--- START ---

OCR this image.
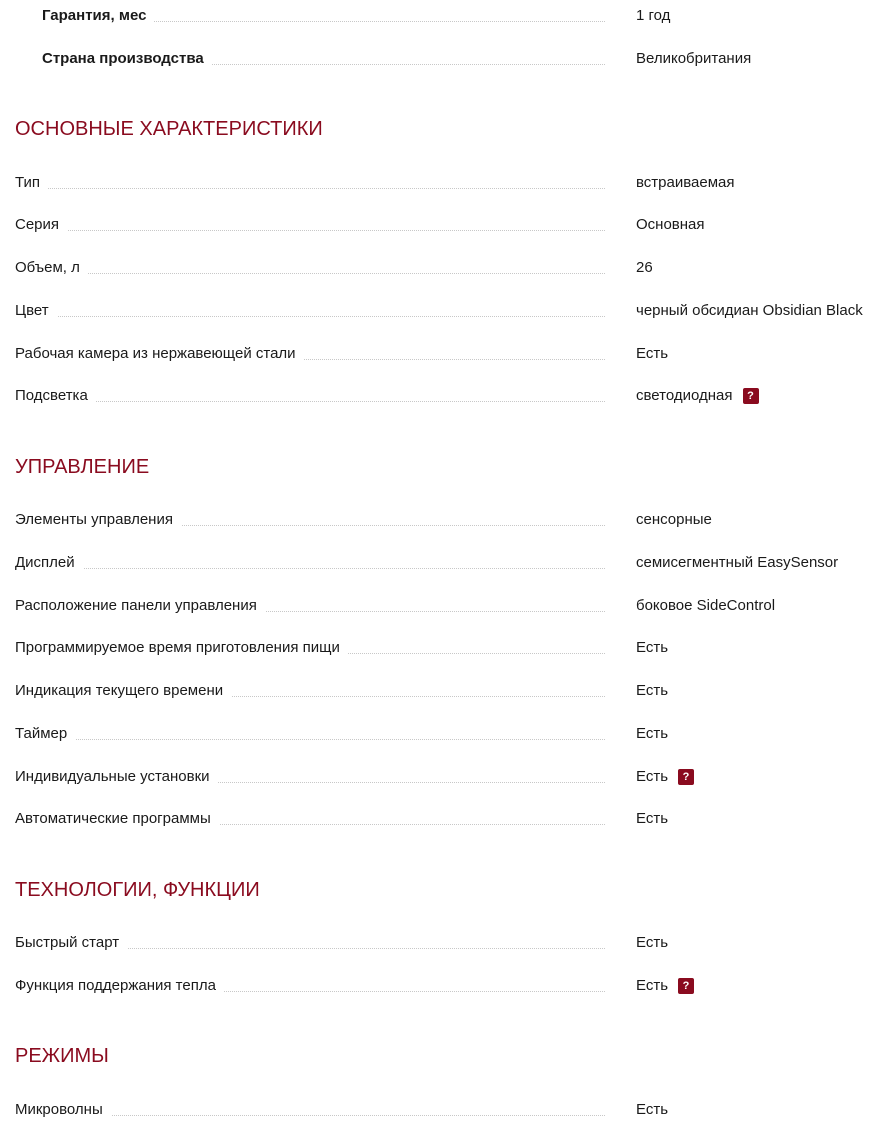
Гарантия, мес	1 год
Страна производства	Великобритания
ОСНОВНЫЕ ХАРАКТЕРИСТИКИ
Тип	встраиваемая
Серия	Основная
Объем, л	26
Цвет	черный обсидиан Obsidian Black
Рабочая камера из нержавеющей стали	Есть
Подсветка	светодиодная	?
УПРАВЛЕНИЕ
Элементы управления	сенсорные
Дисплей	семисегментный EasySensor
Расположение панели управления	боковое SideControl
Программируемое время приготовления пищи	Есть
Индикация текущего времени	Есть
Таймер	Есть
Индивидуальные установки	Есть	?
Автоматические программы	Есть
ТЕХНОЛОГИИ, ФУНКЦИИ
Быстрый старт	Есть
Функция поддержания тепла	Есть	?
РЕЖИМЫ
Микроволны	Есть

--- END ---

Quote every entry exactly, with the pictures omitted.

→ **Solution**
OCR this image.
Гарантия, мес	1 год
Страна производства	Великобритания
ОСНОВНЫЕ ХАРАКТЕРИСТИКИ
Тип	встраиваемая
Серия	Основная
Объем, л	26
Цвет	черный обсидиан Obsidian Black
Рабочая камера из нержавеющей стали	Есть
Подсветка	светодиодная	?
УПРАВЛЕНИЕ
Элементы управления	сенсорные
Дисплей	семисегментный EasySensor
Расположение панели управления	боковое SideControl
Программируемое время приготовления пищи	Есть
Индикация текущего времени	Есть
Таймер	Есть
Индивидуальные установки	Есть	?
Автоматические программы	Есть
ТЕХНОЛОГИИ, ФУНКЦИИ
Быстрый старт	Есть
Функция поддержания тепла	Есть	?
РЕЖИМЫ
Микроволны	Есть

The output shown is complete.